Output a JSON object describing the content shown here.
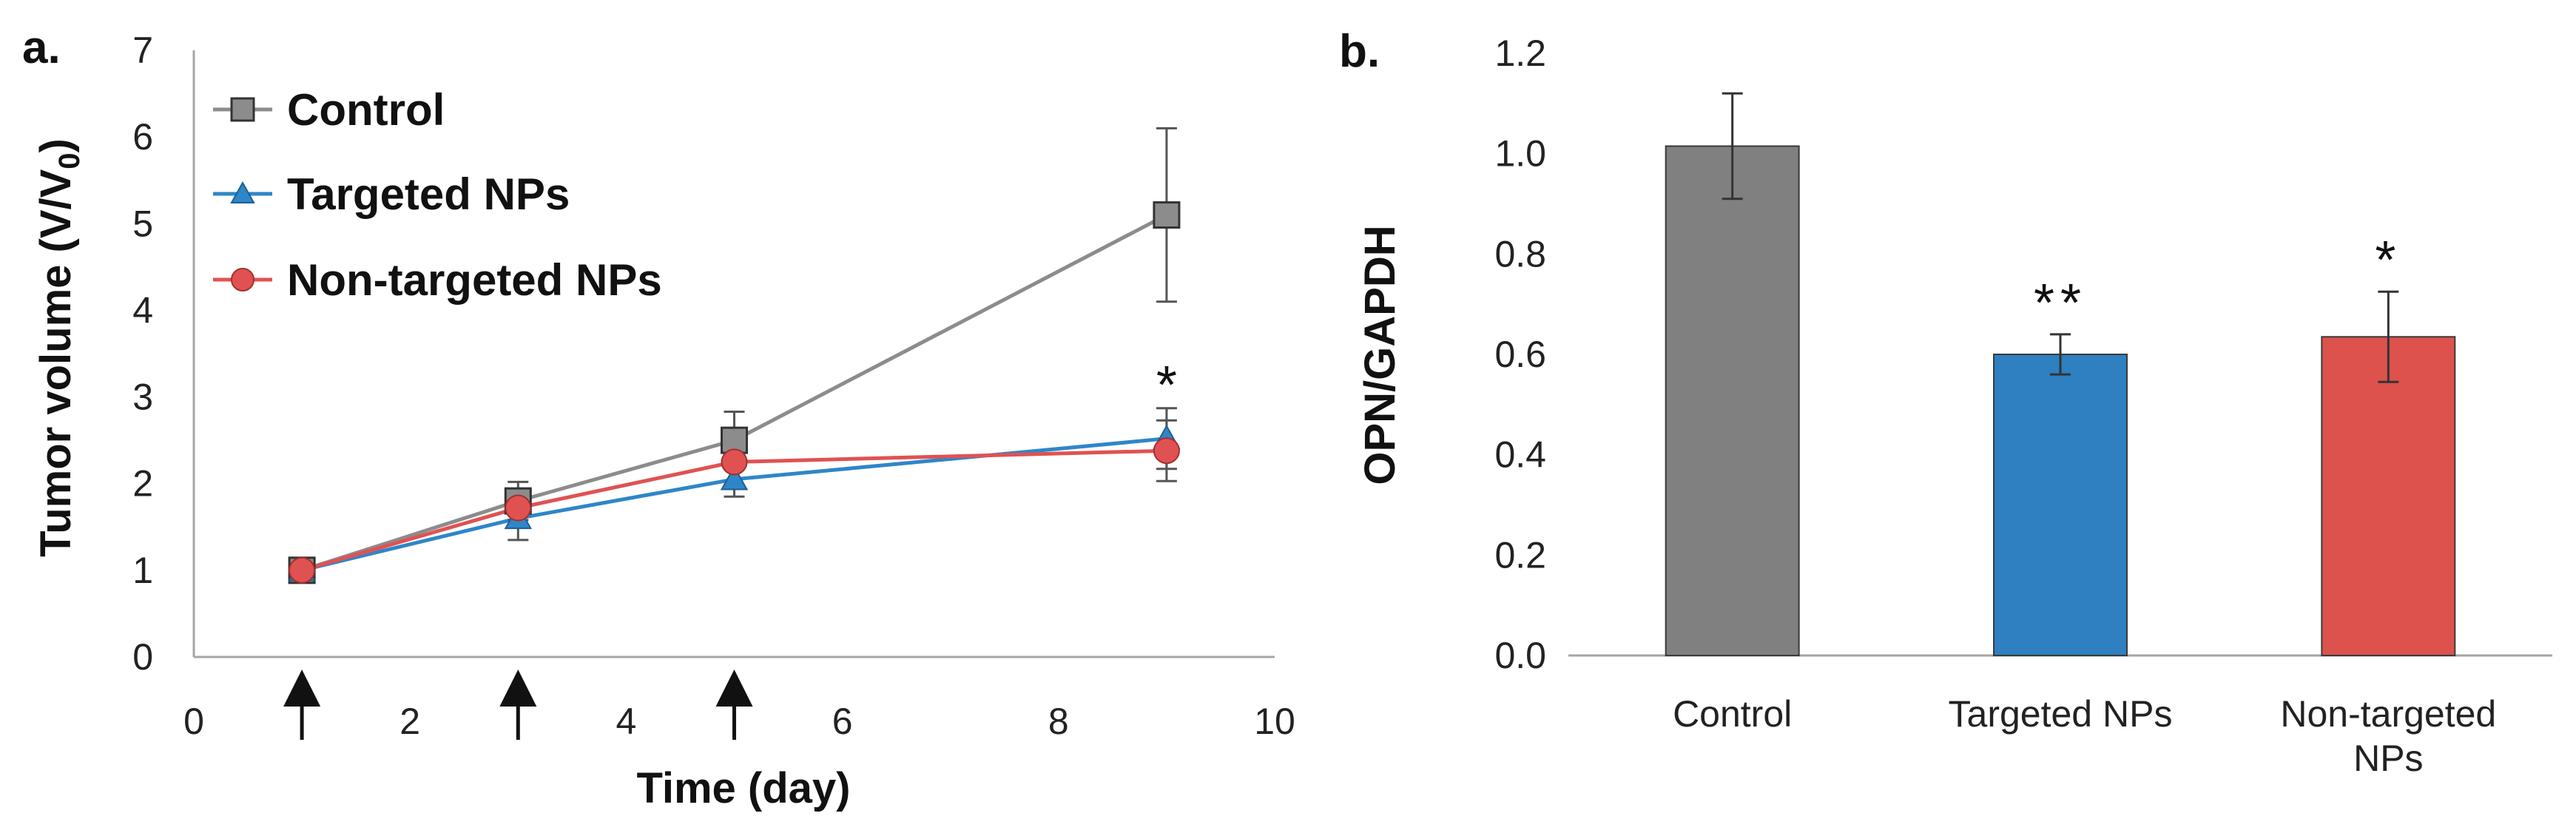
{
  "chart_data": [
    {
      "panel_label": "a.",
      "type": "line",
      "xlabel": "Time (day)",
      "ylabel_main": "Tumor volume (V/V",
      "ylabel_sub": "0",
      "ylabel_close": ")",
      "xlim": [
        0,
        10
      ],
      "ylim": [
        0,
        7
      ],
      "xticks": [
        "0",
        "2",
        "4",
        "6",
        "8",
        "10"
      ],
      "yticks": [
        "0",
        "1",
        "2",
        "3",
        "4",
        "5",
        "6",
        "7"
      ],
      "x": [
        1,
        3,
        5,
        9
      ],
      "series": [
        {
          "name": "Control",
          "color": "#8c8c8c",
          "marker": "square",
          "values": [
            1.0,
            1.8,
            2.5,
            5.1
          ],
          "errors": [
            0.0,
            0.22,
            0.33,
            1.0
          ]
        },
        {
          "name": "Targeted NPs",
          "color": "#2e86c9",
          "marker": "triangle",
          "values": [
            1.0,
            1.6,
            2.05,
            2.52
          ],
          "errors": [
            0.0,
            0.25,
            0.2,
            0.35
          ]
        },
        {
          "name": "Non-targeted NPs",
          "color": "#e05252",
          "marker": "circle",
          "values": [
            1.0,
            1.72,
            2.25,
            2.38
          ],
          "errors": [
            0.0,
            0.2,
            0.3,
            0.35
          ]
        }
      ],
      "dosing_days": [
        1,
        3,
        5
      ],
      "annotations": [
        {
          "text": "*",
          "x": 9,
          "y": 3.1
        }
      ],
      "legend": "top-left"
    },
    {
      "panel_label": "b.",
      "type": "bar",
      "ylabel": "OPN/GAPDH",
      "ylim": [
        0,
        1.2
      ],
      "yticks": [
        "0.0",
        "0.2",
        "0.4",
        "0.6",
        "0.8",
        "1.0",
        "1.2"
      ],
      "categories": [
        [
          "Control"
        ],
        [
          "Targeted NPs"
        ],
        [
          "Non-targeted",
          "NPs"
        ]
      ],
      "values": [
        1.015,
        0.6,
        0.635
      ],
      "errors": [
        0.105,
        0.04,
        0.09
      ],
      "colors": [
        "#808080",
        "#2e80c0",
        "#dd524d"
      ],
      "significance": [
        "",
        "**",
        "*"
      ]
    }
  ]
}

[TRY IT] From the material above, copy out every line bearing the string "marker".

[RESULT FOR THIS TASK]
          "marker": "square",
          "marker": "triangle",
          "marker": "circle",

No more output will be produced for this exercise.